◆ YOUR OBJECTIVE:
Copy the data below line for line without changing any character.

[Annotated region listings]
[BEGIN]

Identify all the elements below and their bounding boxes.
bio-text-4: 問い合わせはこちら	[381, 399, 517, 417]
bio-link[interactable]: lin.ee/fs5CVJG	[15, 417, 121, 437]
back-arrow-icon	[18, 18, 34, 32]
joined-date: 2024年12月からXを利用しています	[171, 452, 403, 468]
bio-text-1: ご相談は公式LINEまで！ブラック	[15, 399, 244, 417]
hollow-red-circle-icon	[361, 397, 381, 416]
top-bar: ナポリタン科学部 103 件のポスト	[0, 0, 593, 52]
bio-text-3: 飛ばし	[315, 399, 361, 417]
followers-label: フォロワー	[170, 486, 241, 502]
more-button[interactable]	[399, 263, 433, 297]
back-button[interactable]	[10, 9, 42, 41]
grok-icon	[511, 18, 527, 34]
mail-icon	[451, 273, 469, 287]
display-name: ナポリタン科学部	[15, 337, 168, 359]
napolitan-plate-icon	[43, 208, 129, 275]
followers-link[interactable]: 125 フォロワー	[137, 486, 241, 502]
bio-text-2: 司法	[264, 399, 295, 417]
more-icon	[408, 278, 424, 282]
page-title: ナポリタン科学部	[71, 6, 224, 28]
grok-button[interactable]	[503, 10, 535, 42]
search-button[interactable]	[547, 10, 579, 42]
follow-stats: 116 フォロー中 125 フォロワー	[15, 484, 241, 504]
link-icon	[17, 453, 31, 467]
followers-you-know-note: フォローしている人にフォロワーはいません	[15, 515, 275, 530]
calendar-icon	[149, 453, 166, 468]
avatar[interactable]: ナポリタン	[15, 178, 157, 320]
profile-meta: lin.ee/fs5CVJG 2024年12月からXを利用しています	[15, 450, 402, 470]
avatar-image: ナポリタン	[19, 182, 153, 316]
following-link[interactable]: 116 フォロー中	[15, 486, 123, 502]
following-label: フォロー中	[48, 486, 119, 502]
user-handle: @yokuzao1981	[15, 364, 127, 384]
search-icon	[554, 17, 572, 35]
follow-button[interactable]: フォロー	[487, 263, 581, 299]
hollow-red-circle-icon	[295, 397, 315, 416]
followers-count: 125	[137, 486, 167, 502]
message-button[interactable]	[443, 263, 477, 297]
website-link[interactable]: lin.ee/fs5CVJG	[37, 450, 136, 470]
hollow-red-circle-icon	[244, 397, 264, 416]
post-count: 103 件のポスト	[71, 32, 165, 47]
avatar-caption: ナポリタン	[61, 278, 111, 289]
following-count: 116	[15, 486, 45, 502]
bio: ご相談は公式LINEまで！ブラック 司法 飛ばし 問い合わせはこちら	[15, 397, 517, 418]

[END]

◆ CORRECT ANSWER:
Identify all the elements below and their bounding boxes.
bio-text-4: 問い合わせはこちら	[381, 399, 517, 417]
bio-link[interactable]: lin.ee/fs5CVJG	[15, 417, 121, 437]
back-arrow-icon	[18, 18, 34, 32]
joined-date: 2024年12月からXを利用しています	[171, 452, 403, 468]
bio-text-1: ご相談は公式LINEまで！ブラック	[15, 399, 244, 417]
hollow-red-circle-icon	[361, 397, 381, 416]
top-bar: ナポリタン科学部 103 件のポスト	[0, 0, 593, 52]
bio-text-3: 飛ばし	[315, 399, 361, 417]
followers-label: フォロワー	[170, 486, 241, 502]
more-button[interactable]	[399, 263, 433, 297]
back-button[interactable]	[10, 9, 42, 41]
grok-icon	[511, 18, 527, 34]
mail-icon	[451, 273, 469, 287]
display-name: ナポリタン科学部	[15, 337, 168, 359]
napolitan-plate-icon	[43, 208, 129, 275]
followers-link[interactable]: 125 フォロワー	[137, 486, 241, 502]
bio-text-2: 司法	[264, 399, 295, 417]
more-icon	[408, 278, 424, 282]
page-title: ナポリタン科学部	[71, 6, 224, 28]
grok-button[interactable]	[503, 10, 535, 42]
search-button[interactable]	[547, 10, 579, 42]
follow-stats: 116 フォロー中 125 フォロワー	[15, 484, 241, 504]
link-icon	[17, 453, 31, 467]
followers-you-know-note: フォローしている人にフォロワーはいません	[15, 515, 275, 530]
calendar-icon	[149, 453, 166, 468]
avatar[interactable]: ナポリタン	[15, 178, 157, 320]
profile-meta: lin.ee/fs5CVJG 2024年12月からXを利用しています	[15, 450, 402, 470]
avatar-image: ナポリタン	[19, 182, 153, 316]
following-link[interactable]: 116 フォロー中	[15, 486, 123, 502]
following-label: フォロー中	[48, 486, 119, 502]
user-handle: @yokuzao1981	[15, 364, 127, 384]
search-icon	[554, 17, 572, 35]
follow-button[interactable]: フォロー	[487, 263, 581, 299]
hollow-red-circle-icon	[295, 397, 315, 416]
followers-count: 125	[137, 486, 167, 502]
message-button[interactable]	[443, 263, 477, 297]
website-link[interactable]: lin.ee/fs5CVJG	[37, 450, 136, 470]
hollow-red-circle-icon	[244, 397, 264, 416]
post-count: 103 件のポスト	[71, 32, 165, 47]
avatar-caption: ナポリタン	[61, 278, 111, 289]
following-count: 116	[15, 486, 45, 502]
bio: ご相談は公式LINEまで！ブラック 司法 飛ばし 問い合わせはこちら	[15, 397, 517, 418]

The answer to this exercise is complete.